EXERCISE PROMPT:
Write out the material again exactly, please, and omit the pictures.

START PROVIDED DATA

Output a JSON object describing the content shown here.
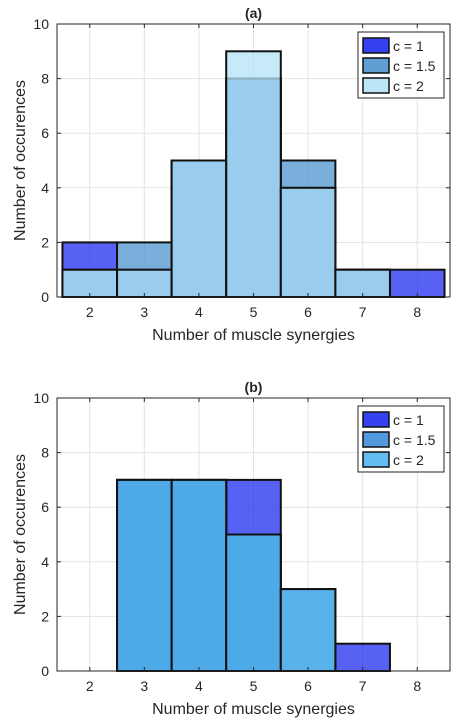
{
  "chart_data": [
    {
      "type": "bar",
      "title": "(a)",
      "xlabel": "Number of muscle synergies",
      "ylabel": "Number of occurences",
      "categories": [
        "2",
        "3",
        "4",
        "5",
        "6",
        "7",
        "8"
      ],
      "x_ticks": [
        "2",
        "3",
        "4",
        "5",
        "6",
        "7",
        "8"
      ],
      "y_ticks": [
        "0",
        "2",
        "4",
        "6",
        "8",
        "10"
      ],
      "ylim": [
        0,
        10
      ],
      "grid": true,
      "legend_position": "top-right",
      "overlay": "overlapping semi-transparent histograms",
      "series": [
        {
          "name": "c = 1",
          "color": "#1f2ef0",
          "values": [
            2,
            1,
            5,
            8,
            4,
            1,
            1
          ]
        },
        {
          "name": "c = 1.5",
          "color": "#4f94cf",
          "values": [
            1,
            2,
            5,
            8,
            5,
            1,
            0
          ]
        },
        {
          "name": "c = 2",
          "color": "#b3e3f6",
          "values": [
            1,
            1,
            5,
            9,
            4,
            1,
            0
          ]
        }
      ]
    },
    {
      "type": "bar",
      "title": "(b)",
      "xlabel": "Number of muscle synergies",
      "ylabel": "Number of occurences",
      "categories": [
        "2",
        "3",
        "4",
        "5",
        "6",
        "7",
        "8"
      ],
      "x_ticks": [
        "2",
        "3",
        "4",
        "5",
        "6",
        "7",
        "8"
      ],
      "y_ticks": [
        "0",
        "2",
        "4",
        "6",
        "8",
        "10"
      ],
      "ylim": [
        0,
        10
      ],
      "grid": true,
      "legend_position": "top-right",
      "overlay": "overlapping semi-transparent histograms",
      "series": [
        {
          "name": "c = 1",
          "color": "#1f2ef0",
          "values": [
            0,
            7,
            7,
            7,
            0,
            1,
            0
          ]
        },
        {
          "name": "c = 1.5",
          "color": "#3f8fd9",
          "values": [
            0,
            7,
            7,
            5,
            3,
            0,
            0
          ]
        },
        {
          "name": "c = 2",
          "color": "#52b6ec",
          "values": [
            0,
            7,
            7,
            5,
            3,
            0,
            0
          ]
        }
      ]
    }
  ]
}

END PROVIDED DATA

FINISHED EXERCISE:
Output a JSON object describing the content shown here.
{
  "chart_data": [
    {
      "type": "bar",
      "title": "(a)",
      "xlabel": "Number of muscle synergies",
      "ylabel": "Number of occurences",
      "categories": [
        "2",
        "3",
        "4",
        "5",
        "6",
        "7",
        "8"
      ],
      "x_ticks": [
        "2",
        "3",
        "4",
        "5",
        "6",
        "7",
        "8"
      ],
      "y_ticks": [
        "0",
        "2",
        "4",
        "6",
        "8",
        "10"
      ],
      "ylim": [
        0,
        10
      ],
      "grid": true,
      "legend_position": "top-right",
      "overlay": "overlapping semi-transparent histograms",
      "series": [
        {
          "name": "c = 1",
          "color": "#1f2ef0",
          "values": [
            2,
            1,
            5,
            8,
            4,
            1,
            1
          ]
        },
        {
          "name": "c = 1.5",
          "color": "#4f94cf",
          "values": [
            1,
            2,
            5,
            8,
            5,
            1,
            0
          ]
        },
        {
          "name": "c = 2",
          "color": "#b3e3f6",
          "values": [
            1,
            1,
            5,
            9,
            4,
            1,
            0
          ]
        }
      ]
    },
    {
      "type": "bar",
      "title": "(b)",
      "xlabel": "Number of muscle synergies",
      "ylabel": "Number of occurences",
      "categories": [
        "2",
        "3",
        "4",
        "5",
        "6",
        "7",
        "8"
      ],
      "x_ticks": [
        "2",
        "3",
        "4",
        "5",
        "6",
        "7",
        "8"
      ],
      "y_ticks": [
        "0",
        "2",
        "4",
        "6",
        "8",
        "10"
      ],
      "ylim": [
        0,
        10
      ],
      "grid": true,
      "legend_position": "top-right",
      "overlay": "overlapping semi-transparent histograms",
      "series": [
        {
          "name": "c = 1",
          "color": "#1f2ef0",
          "values": [
            0,
            7,
            7,
            7,
            0,
            1,
            0
          ]
        },
        {
          "name": "c = 1.5",
          "color": "#3f8fd9",
          "values": [
            0,
            7,
            7,
            5,
            3,
            0,
            0
          ]
        },
        {
          "name": "c = 2",
          "color": "#52b6ec",
          "values": [
            0,
            7,
            7,
            5,
            3,
            0,
            0
          ]
        }
      ]
    }
  ]
}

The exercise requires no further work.